Objective :: Every record should be written out exactly, please.

---- Dataset extract

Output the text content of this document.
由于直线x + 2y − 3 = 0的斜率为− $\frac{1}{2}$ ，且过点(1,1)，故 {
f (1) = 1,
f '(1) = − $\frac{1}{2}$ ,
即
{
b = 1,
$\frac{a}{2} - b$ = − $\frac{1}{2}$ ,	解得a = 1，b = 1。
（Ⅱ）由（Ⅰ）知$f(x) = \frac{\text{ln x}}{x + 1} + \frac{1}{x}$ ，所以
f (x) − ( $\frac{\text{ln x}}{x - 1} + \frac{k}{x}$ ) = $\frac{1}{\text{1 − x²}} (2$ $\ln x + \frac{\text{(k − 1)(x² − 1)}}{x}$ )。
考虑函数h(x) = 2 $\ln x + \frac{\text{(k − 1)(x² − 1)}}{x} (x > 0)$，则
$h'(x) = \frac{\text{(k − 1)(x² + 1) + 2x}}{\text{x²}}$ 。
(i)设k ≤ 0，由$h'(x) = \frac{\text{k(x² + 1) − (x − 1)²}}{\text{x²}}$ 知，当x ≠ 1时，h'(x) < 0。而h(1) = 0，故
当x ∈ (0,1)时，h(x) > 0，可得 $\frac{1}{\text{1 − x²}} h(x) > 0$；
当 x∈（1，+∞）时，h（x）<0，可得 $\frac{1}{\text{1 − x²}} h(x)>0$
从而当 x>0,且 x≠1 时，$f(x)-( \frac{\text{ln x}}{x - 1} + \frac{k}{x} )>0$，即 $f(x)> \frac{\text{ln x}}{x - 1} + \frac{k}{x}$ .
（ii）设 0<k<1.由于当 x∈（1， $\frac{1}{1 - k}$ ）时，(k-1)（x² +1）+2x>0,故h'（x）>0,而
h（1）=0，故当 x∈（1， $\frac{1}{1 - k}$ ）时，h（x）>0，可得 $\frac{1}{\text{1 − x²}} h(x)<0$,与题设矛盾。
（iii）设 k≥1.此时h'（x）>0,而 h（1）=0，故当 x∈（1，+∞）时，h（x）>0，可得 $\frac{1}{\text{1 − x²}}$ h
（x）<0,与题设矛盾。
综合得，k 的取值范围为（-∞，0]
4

--------

Output ::
Output the text content of this document.
由于直线x + 2y − 3 = 0的斜率为− $\frac{1}{2}$ ，且过点(1,1)，故 {
f (1) = 1,
f '(1) = − $\frac{1}{2}$ ,
即
{
b = 1,
$\frac{a}{2} - b$ = − $\frac{1}{2}$ ,	解得a = 1，b = 1。
（Ⅱ）由（Ⅰ）知$f(x) = \frac{\text{ln x}}{x + 1} + \frac{1}{x}$ ，所以
f (x) − ( $\frac{\text{ln x}}{x - 1} + \frac{k}{x}$ ) = $\frac{1}{\text{1 − x²}} (2$ $\ln x + \frac{\text{(k − 1)(x² − 1)}}{x}$ )。
考虑函数h(x) = 2 $\ln x + \frac{\text{(k − 1)(x² − 1)}}{x} (x > 0)$，则
$h'(x) = \frac{\text{(k − 1)(x² + 1) + 2x}}{\text{x²}}$ 。
(i)设k ≤ 0，由$h'(x) = \frac{\text{k(x² + 1) − (x − 1)²}}{\text{x²}}$ 知，当x ≠ 1时，h'(x) < 0。而h(1) = 0，故
当x ∈ (0,1)时，h(x) > 0，可得 $\frac{1}{\text{1 − x²}} h(x) > 0$；
当 x∈（1，+∞）时，h（x）<0，可得 $\frac{1}{\text{1 − x²}} h(x)>0$
从而当 x>0,且 x≠1 时，$f(x)-( \frac{\text{ln x}}{x - 1} + \frac{k}{x} )>0$，即 $f(x)> \frac{\text{ln x}}{x - 1} + \frac{k}{x}$ .
（ii）设 0<k<1.由于当 x∈（1， $\frac{1}{1 - k}$ ）时，(k-1)（x² +1）+2x>0,故h'（x）>0,而
h（1）=0，故当 x∈（1， $\frac{1}{1 - k}$ ）时，h（x）>0，可得 $\frac{1}{\text{1 − x²}} h(x)<0$,与题设矛盾。
（iii）设 k≥1.此时h'（x）>0,而 h（1）=0，故当 x∈（1，+∞）时，h（x）>0，可得 $\frac{1}{\text{1 − x²}}$ h
（x）<0,与题设矛盾。
综合得，k 的取值范围为（-∞，0]
4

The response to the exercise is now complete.